# Sorry for ranting...but...



## niki87 (Nov 18, 2009)

Am sorry feel like I'm constantly ranting but...



> Hi
> for sale are the most adorable baby rabbits as you can see from the pictures.
> they are just over 5weeks old.
> mothers expecting again so these have to go as i havnt got the space.
> ...


This has peed me off! 5 weeks old!!!!!!!!!!!! And mother preggers again! :nono:


----------



## Guest (Apr 20, 2011)

thats what rabbits do


----------



## Petitepuppet (May 30, 2009)

Oh for F sake!! Stuff like this should be considered as animal cruelty and I dont understand why its not!! Where are the buns located? If it was local to me, I can honestly say I wouldnt be able to help myself from maybe stealing mum!


----------



## Guest (Apr 20, 2011)

Where are the buns hun?


----------



## niki87 (Nov 18, 2009)

borderer said:


> thats what rabbits do


Haha wow really??????????????



Petitepuppet said:


> Oh for F sake!! Stuff like this should be considered as animal cruelty and I dont understand why its not!! Where are the buns located? If it was local to me, I can honestly say I wouldnt be able to help myself from maybe stealing mum!





B3rnie said:


> Where are the buns hun?


I know is awful! They are in Dewsbury, Bradford area.


----------



## Guest (Apr 20, 2011)

A bit far for me then as I don't drive


----------



## CheekoAndCo (Jun 17, 2009)

Disgusting..

▶ [Work instructions]
[1] In the rabbit-sale forum thread, restate the paragraph beginning "Oh for F sake!!" as a short bulleted list that keeps its main points.
[2] Print the passage of the rabbit-sale forum thread from "# Sorry for" up to and including "over 5weeks old.", word for word.
[3] List each distinct date shown beside the poster names in the rabbit-sale forum thread, giving each date once.
Rely only on the rabbit-sale forum thread above.

Stored items:
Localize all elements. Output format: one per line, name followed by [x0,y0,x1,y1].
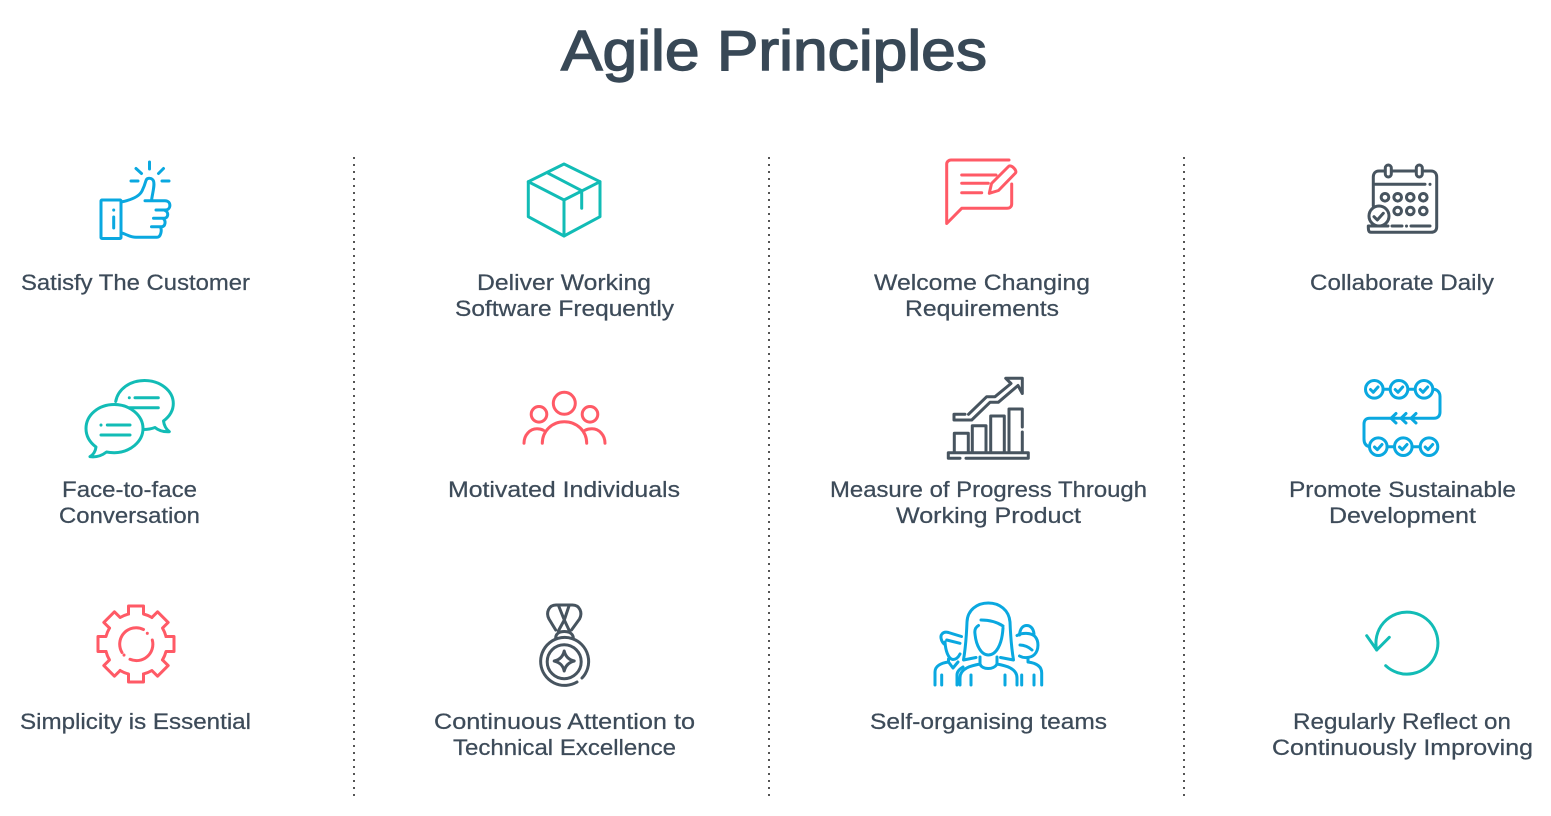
label: Satisfy The Customer [21,270,250,295]
icon: circular arrow [1367,612,1438,674]
principle: continuous attention to technical excellence [434,605,695,760]
principle: simplicity is essential [20,606,251,734]
icon: team of three people [935,603,1042,685]
label: Simplicity is Essential [20,709,251,734]
label: Face-to-face [62,477,197,502]
principle: motivated individuals [448,392,680,502]
label: Requirements [905,296,1059,321]
icon: process flow with checks [1364,380,1440,456]
principle: measure of progress [830,378,1147,528]
label: Measure of Progress Through [830,477,1147,502]
principle: satisfy the customer [21,162,250,295]
principle: self-organising teams [870,603,1107,734]
label: Development [1329,503,1476,528]
label: Regularly Reflect on [1293,709,1511,734]
label: Deliver Working [477,270,651,295]
icon: medal [541,605,589,685]
principle: deliver working software [455,164,674,321]
label: Self-organising teams [870,709,1107,734]
label [59,477,200,528]
title: Agile Principles [561,19,987,83]
label: Promote Sustainable [1289,477,1516,502]
label: Continuously Improving [1272,735,1533,760]
label: Conversation [59,503,200,528]
principle: promote sustainable development [1289,380,1516,528]
label: Technical Excellence [453,735,676,760]
label [830,477,1147,528]
label: Continuous Attention to [434,709,695,734]
principle: welcome changing requirements [874,160,1090,321]
icon: group of people [524,392,605,443]
label [434,709,695,760]
label: Motivated Individuals [448,477,680,502]
icon: box [528,164,600,236]
icon: calendar [1368,165,1437,232]
icon: gear [98,606,174,682]
icon: growth bar chart [948,378,1028,458]
label: Collaborate Daily [1310,270,1494,295]
label: Software Frequently [455,296,674,321]
principle: regularly reflect [1272,612,1533,760]
label [1289,477,1516,528]
icon: chat with pencil [947,160,1016,224]
label [455,270,674,321]
label [1272,709,1533,760]
principle: face-to-face conversation [59,380,200,528]
label [874,270,1090,321]
label: Welcome Changing [874,270,1090,295]
icon: speech bubbles [86,380,173,457]
icon: thumbs up [101,162,170,238]
principle: collaborate daily [1310,165,1494,295]
label: Working Product [896,503,1081,528]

▶ [Per-task answers]
[1]
- The poster says this should count as animal cruelty and doesn't understand why it doesn't.
- The poster asks where the rabbits are located.
- If they were local, the poster says they might not be able to stop themselves from stealing the mother.

[2]
# Sorry for ranting...but...



## niki87 (Nov 18, 2009)

Am sorry feel like I'm constantly ranting but...



> Hi
> for sale are the most adorable baby rabbits as you can see from the pictures.
> they are just over 5weeks old.

[3]
- Nov 18, 2009
- Apr 20, 2011
- May 30, 2009
- Jun 17, 2009